• [TASK TO CARRY OUT] Examine each line of the data. Copy those that contain the string "psychological".

■ ■ ■ ■ ■ ■ ■

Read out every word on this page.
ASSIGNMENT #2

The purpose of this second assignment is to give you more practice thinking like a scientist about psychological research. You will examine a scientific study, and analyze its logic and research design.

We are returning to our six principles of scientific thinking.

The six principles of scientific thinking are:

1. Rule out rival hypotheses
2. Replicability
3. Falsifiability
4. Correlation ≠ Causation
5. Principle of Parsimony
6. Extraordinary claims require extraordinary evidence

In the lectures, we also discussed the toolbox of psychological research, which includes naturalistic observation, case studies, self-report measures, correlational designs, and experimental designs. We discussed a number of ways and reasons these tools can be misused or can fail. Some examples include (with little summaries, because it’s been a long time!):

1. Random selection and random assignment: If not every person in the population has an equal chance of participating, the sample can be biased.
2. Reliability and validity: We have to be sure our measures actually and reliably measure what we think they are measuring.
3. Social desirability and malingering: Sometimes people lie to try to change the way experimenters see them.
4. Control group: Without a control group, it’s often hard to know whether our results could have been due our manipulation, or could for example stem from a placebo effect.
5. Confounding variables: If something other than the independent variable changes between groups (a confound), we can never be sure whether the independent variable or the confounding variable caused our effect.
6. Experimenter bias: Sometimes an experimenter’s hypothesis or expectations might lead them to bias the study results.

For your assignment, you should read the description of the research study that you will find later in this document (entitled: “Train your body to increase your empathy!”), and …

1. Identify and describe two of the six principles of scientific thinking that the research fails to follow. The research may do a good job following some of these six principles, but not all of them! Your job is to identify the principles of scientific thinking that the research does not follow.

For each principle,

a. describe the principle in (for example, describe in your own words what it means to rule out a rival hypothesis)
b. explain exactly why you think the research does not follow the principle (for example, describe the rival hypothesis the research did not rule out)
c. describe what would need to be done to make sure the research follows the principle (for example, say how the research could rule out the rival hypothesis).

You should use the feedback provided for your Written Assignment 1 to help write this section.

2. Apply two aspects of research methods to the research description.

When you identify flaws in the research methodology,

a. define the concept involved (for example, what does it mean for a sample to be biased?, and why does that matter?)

■ ■ ■ ■ ■ ■ ■

• [THE RESULT]
The purpose of this second assignment is to give you more practice thinking like a scientist about psychological research. You will examine a scientific study, and analyze its logic and research design.
In the lectures, we also discussed the toolbox of psychological research, which includes naturalistic observation, case studies, self-report measures, correlational designs, and experimental designs. We discussed a number of ways and reasons these tools can be misused or can fail. Some examples include (with little summaries, because it’s been a long time!):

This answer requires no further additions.